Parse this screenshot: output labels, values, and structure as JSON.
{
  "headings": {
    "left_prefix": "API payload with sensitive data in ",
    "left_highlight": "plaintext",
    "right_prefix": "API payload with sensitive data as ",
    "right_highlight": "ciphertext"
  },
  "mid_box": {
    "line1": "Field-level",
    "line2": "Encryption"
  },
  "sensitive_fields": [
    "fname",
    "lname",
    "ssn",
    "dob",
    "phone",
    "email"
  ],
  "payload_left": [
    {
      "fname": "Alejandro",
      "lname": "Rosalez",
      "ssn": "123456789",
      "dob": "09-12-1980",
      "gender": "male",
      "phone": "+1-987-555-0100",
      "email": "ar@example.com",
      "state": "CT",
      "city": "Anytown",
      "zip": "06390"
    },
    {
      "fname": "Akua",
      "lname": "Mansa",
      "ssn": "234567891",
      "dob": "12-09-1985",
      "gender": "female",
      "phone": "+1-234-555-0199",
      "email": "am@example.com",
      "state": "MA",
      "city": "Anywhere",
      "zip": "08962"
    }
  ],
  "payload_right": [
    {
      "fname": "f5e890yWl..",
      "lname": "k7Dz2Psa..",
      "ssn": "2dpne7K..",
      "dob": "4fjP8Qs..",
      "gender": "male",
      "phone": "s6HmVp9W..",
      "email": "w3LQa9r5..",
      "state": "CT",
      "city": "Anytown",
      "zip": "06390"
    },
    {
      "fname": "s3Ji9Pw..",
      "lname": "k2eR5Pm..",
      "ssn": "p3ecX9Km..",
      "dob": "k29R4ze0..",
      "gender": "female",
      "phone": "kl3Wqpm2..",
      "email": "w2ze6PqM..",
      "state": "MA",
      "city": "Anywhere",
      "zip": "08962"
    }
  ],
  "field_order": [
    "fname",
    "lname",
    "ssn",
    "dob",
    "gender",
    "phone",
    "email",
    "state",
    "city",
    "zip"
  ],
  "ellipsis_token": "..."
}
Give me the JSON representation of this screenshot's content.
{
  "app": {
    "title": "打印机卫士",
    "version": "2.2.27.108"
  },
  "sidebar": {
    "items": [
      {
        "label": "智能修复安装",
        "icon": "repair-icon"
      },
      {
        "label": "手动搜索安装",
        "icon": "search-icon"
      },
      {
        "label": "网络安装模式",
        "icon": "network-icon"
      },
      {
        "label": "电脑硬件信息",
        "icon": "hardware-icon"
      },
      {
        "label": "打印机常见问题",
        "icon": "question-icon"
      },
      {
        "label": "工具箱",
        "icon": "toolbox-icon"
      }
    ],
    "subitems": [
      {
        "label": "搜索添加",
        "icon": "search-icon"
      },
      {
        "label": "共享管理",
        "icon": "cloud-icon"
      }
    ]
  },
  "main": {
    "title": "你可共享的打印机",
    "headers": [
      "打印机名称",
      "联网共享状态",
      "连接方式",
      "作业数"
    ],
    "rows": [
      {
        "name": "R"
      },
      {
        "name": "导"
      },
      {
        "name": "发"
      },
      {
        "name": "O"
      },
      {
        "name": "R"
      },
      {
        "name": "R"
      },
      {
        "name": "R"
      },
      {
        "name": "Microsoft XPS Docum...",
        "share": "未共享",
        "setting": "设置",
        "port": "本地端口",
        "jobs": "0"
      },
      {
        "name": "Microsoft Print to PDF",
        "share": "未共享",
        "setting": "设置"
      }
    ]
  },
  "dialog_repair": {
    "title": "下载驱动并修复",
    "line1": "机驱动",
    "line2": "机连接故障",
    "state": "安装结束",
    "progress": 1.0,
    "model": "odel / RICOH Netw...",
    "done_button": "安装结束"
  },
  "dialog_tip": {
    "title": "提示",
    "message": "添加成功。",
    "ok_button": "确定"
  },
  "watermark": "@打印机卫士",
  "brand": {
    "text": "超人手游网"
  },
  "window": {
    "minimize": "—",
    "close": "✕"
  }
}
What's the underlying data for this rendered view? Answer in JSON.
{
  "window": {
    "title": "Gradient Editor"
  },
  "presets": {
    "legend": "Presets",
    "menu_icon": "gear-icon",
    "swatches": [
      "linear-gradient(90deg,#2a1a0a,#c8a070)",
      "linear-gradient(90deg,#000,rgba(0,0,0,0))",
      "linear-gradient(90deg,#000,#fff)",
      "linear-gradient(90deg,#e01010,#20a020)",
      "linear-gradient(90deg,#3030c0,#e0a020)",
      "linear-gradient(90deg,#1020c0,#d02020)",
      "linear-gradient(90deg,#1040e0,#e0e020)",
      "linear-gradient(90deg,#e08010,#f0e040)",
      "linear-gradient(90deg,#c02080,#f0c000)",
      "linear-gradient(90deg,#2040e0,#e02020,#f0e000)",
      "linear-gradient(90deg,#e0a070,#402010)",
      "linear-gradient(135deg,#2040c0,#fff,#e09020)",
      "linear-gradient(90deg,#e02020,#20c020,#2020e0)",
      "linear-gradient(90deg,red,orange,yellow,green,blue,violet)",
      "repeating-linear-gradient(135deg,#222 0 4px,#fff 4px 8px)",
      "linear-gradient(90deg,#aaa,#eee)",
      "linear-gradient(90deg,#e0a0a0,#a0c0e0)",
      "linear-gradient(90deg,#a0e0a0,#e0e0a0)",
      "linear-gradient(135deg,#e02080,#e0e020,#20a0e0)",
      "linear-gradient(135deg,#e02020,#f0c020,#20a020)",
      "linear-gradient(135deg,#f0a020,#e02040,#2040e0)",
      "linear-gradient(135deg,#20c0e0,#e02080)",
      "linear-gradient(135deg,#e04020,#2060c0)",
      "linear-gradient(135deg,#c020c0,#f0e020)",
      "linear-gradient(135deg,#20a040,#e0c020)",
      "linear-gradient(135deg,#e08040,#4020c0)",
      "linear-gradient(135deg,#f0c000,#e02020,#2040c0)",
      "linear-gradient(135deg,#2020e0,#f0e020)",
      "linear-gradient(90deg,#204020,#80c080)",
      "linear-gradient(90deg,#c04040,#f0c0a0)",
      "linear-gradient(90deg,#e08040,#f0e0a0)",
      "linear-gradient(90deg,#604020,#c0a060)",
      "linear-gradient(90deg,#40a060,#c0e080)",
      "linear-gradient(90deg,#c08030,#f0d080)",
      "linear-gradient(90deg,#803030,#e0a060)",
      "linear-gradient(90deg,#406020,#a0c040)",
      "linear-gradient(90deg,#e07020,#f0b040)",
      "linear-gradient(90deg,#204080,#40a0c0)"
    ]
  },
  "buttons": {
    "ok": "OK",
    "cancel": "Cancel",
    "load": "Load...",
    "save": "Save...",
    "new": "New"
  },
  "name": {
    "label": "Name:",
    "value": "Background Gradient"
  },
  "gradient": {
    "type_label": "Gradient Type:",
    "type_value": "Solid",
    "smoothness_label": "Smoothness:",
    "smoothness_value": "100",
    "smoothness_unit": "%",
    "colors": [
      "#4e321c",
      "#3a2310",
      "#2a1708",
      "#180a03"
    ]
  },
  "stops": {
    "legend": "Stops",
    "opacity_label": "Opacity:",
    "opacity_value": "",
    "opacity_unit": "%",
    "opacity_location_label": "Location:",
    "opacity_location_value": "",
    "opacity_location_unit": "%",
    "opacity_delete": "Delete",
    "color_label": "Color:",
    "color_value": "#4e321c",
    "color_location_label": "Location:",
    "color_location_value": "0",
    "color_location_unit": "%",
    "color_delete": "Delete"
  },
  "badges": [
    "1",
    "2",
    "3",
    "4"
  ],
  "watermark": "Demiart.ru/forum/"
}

◆ **WRITTEN EXERCISE**: Identify and list each line with the word "lname".

◆ **ANSWER IN FULL**:
    "lname",
      "lname": "Rosalez",
      "lname": "Mansa",
      "lname": "k7Dz2Psa..",
      "lname": "k2eR5Pm..",
    "lname",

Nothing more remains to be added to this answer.